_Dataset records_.

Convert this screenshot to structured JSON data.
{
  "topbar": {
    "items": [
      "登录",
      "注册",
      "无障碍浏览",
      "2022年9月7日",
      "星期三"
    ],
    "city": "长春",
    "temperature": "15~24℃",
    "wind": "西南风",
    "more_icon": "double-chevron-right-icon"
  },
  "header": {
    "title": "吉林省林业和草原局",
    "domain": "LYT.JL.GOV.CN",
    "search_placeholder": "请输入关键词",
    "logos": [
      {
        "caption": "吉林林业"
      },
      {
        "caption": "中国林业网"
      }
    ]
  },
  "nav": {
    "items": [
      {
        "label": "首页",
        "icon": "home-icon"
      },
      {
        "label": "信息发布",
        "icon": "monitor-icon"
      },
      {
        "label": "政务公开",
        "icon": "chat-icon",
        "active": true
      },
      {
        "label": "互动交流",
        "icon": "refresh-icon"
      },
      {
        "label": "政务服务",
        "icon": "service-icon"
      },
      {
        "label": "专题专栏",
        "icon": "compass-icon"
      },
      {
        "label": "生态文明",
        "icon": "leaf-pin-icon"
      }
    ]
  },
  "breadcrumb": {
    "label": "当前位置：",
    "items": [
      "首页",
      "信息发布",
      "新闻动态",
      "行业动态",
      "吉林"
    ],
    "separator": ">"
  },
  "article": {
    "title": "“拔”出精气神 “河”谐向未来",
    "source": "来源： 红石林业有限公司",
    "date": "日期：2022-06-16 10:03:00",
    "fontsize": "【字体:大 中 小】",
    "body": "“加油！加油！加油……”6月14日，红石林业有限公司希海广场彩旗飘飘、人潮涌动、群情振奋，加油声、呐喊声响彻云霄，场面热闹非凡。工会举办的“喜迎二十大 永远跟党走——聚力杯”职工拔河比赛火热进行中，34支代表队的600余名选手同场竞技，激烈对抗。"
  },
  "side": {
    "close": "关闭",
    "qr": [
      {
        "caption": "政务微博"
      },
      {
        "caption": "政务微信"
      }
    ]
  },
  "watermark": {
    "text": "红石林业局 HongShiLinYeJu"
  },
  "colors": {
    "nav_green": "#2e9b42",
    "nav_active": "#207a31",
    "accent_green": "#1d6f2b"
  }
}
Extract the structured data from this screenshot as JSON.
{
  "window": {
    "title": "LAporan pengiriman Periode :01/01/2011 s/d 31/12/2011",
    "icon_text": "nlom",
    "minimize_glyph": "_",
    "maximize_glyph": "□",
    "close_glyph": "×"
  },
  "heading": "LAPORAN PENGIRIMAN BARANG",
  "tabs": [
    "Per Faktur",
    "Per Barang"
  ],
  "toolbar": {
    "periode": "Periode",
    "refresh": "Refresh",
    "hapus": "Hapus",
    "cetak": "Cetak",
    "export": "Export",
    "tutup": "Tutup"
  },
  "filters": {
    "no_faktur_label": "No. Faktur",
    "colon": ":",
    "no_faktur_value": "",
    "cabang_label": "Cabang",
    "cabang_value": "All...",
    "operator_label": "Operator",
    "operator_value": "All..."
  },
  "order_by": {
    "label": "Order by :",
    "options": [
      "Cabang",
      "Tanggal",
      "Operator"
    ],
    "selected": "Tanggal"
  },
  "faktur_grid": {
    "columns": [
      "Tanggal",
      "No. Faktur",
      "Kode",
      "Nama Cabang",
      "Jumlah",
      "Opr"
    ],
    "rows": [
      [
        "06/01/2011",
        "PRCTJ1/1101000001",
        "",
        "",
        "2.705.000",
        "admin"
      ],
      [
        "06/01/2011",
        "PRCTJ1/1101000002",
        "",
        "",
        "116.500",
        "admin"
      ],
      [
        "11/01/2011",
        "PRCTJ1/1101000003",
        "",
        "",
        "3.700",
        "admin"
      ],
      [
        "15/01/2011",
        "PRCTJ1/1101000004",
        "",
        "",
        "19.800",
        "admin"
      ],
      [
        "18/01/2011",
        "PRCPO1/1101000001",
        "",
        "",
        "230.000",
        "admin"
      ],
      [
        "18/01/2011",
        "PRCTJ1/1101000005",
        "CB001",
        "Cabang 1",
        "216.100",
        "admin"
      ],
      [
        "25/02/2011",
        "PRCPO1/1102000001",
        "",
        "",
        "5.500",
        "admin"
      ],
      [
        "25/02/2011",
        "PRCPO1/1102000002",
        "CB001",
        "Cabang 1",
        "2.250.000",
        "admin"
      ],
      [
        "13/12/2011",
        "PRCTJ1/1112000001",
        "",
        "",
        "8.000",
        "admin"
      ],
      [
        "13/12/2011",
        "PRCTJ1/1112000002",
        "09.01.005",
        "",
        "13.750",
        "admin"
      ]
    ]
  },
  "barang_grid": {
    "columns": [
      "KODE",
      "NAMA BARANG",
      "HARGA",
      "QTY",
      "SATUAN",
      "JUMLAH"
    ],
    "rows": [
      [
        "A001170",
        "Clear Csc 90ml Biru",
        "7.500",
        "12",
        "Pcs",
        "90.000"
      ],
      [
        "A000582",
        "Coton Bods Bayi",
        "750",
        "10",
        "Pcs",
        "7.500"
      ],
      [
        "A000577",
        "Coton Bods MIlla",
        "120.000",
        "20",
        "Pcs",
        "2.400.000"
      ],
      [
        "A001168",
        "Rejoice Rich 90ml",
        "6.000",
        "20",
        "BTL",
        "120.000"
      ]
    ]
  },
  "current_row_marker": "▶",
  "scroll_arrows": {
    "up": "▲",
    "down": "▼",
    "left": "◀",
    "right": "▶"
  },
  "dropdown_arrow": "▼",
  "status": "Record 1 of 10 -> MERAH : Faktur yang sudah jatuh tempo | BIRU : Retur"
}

_The request_.
Exactly as they are written, print the entries again.

_Answer to this exercise_.
Convert this screenshot to structured JSON data.
{
  "topbar": {
    "items": [
      "登录",
      "注册",
      "无障碍浏览",
      "2022年9月7日",
      "星期三"
    ],
    "city": "长春",
    "temperature": "15~24℃",
    "wind": "西南风",
    "more_icon": "double-chevron-right-icon"
  },
  "header": {
    "title": "吉林省林业和草原局",
    "domain": "LYT.JL.GOV.CN",
    "search_placeholder": "请输入关键词",
    "logos": [
      {
        "caption": "吉林林业"
      },
      {
        "caption": "中国林业网"
      }
    ]
  },
  "nav": {
    "items": [
      {
        "label": "首页",
        "icon": "home-icon"
      },
      {
        "label": "信息发布",
        "icon": "monitor-icon"
      },
      {
        "label": "政务公开",
        "icon": "chat-icon",
        "active": true
      },
      {
        "label": "互动交流",
        "icon": "refresh-icon"
      },
      {
        "label": "政务服务",
        "icon": "service-icon"
      },
      {
        "label": "专题专栏",
        "icon": "compass-icon"
      },
      {
        "label": "生态文明",
        "icon": "leaf-pin-icon"
      }
    ]
  },
  "breadcrumb": {
    "label": "当前位置：",
    "items": [
      "首页",
      "信息发布",
      "新闻动态",
      "行业动态",
      "吉林"
    ],
    "separator": ">"
  },
  "article": {
    "title": "“拔”出精气神 “河”谐向未来",
    "source": "来源： 红石林业有限公司",
    "date": "日期：2022-06-16 10:03:00",
    "fontsize": "【字体:大 中 小】",
    "body": "“加油！加油！加油……”6月14日，红石林业有限公司希海广场彩旗飘飘、人潮涌动、群情振奋，加油声、呐喊声响彻云霄，场面热闹非凡。工会举办的“喜迎二十大 永远跟党走——聚力杯”职工拔河比赛火热进行中，34支代表队的600余名选手同场竞技，激烈对抗。"
  },
  "side": {
    "close": "关闭",
    "qr": [
      {
        "caption": "政务微博"
      },
      {
        "caption": "政务微信"
      }
    ]
  },
  "watermark": {
    "text": "红石林业局 HongShiLinYeJu"
  },
  "colors": {
    "nav_green": "#2e9b42",
    "nav_active": "#207a31",
    "accent_green": "#1d6f2b"
  }
}
Extract the structured data from this screenshot as JSON.
{
  "window": {
    "title": "LAporan pengiriman Periode :01/01/2011 s/d 31/12/2011",
    "icon_text": "nlom",
    "minimize_glyph": "_",
    "maximize_glyph": "□",
    "close_glyph": "×"
  },
  "heading": "LAPORAN PENGIRIMAN BARANG",
  "tabs": [
    "Per Faktur",
    "Per Barang"
  ],
  "toolbar": {
    "periode": "Periode",
    "refresh": "Refresh",
    "hapus": "Hapus",
    "cetak": "Cetak",
    "export": "Export",
    "tutup": "Tutup"
  },
  "filters": {
    "no_faktur_label": "No. Faktur",
    "colon": ":",
    "no_faktur_value": "",
    "cabang_label": "Cabang",
    "cabang_value": "All...",
    "operator_label": "Operator",
    "operator_value": "All..."
  },
  "order_by": {
    "label": "Order by :",
    "options": [
      "Cabang",
      "Tanggal",
      "Operator"
    ],
    "selected": "Tanggal"
  },
  "faktur_grid": {
    "columns": [
      "Tanggal",
      "No. Faktur",
      "Kode",
      "Nama Cabang",
      "Jumlah",
      "Opr"
    ],
    "rows": [
      [
        "06/01/2011",
        "PRCTJ1/1101000001",
        "",
        "",
        "2.705.000",
        "admin"
      ],
      [
        "06/01/2011",
        "PRCTJ1/1101000002",
        "",
        "",
        "116.500",
        "admin"
      ],
      [
        "11/01/2011",
        "PRCTJ1/1101000003",
        "",
        "",
        "3.700",
        "admin"
      ],
      [
        "15/01/2011",
        "PRCTJ1/1101000004",
        "",
        "",
        "19.800",
        "admin"
      ],
      [
        "18/01/2011",
        "PRCPO1/1101000001",
        "",
        "",
        "230.000",
        "admin"
      ],
      [
        "18/01/2011",
        "PRCTJ1/1101000005",
        "CB001",
        "Cabang 1",
        "216.100",
        "admin"
      ],
      [
        "25/02/2011",
        "PRCPO1/1102000001",
        "",
        "",
        "5.500",
        "admin"
      ],
      [
        "25/02/2011",
        "PRCPO1/1102000002",
        "CB001",
        "Cabang 1",
        "2.250.000",
        "admin"
      ],
      [
        "13/12/2011",
        "PRCTJ1/1112000001",
        "",
        "",
        "8.000",
        "admin"
      ],
      [
        "13/12/2011",
        "PRCTJ1/1112000002",
        "09.01.005",
        "",
        "13.750",
        "admin"
      ]
    ]
  },
  "barang_grid": {
    "columns": [
      "KODE",
      "NAMA BARANG",
      "HARGA",
      "QTY",
      "SATUAN",
      "JUMLAH"
    ],
    "rows": [
      [
        "A001170",
        "Clear Csc 90ml Biru",
        "7.500",
        "12",
        "Pcs",
        "90.000"
      ],
      [
        "A000582",
        "Coton Bods Bayi",
        "750",
        "10",
        "Pcs",
        "7.500"
      ],
      [
        "A000577",
        "Coton Bods MIlla",
        "120.000",
        "20",
        "Pcs",
        "2.400.000"
      ],
      [
        "A001168",
        "Rejoice Rich 90ml",
        "6.000",
        "20",
        "BTL",
        "120.000"
      ]
    ]
  },
  "current_row_marker": "▶",
  "scroll_arrows": {
    "up": "▲",
    "down": "▼",
    "left": "◀",
    "right": "▶"
  },
  "dropdown_arrow": "▼",
  "status": "Record 1 of 10 -> MERAH : Faktur yang sudah jatuh tempo | BIRU : Retur"
}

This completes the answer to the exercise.